[BEGIN]
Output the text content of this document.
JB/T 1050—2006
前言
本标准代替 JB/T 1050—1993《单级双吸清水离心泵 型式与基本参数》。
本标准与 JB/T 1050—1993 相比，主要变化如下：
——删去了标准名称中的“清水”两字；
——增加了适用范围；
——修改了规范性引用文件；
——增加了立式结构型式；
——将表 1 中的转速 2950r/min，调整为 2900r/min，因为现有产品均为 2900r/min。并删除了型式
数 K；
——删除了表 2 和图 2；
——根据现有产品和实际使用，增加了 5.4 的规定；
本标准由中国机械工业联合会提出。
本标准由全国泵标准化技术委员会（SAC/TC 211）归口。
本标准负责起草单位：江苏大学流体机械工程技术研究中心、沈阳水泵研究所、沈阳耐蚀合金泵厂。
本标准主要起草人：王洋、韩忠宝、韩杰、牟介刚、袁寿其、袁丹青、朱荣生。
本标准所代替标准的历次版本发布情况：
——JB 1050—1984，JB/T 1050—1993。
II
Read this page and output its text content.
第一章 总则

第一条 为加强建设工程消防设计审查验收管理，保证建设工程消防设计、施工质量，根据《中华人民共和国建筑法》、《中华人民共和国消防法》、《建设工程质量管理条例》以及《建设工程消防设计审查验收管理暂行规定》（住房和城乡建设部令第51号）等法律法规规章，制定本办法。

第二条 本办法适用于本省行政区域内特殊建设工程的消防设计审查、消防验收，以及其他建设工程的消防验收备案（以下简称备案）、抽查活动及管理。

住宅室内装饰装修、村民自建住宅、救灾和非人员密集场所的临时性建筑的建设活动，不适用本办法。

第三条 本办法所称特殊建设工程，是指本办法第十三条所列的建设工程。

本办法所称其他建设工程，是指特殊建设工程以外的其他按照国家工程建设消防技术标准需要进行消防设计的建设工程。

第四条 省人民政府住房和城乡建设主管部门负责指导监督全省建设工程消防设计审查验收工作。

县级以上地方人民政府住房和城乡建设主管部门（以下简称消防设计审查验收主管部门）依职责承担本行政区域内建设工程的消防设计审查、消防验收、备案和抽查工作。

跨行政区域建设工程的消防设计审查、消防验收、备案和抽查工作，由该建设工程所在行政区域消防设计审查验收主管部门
[END]
EXERCISE TASK - Determine how many lines in the listing above hold the word "消防验收", answering with the number only.

EXERCISE RESPONSE - 3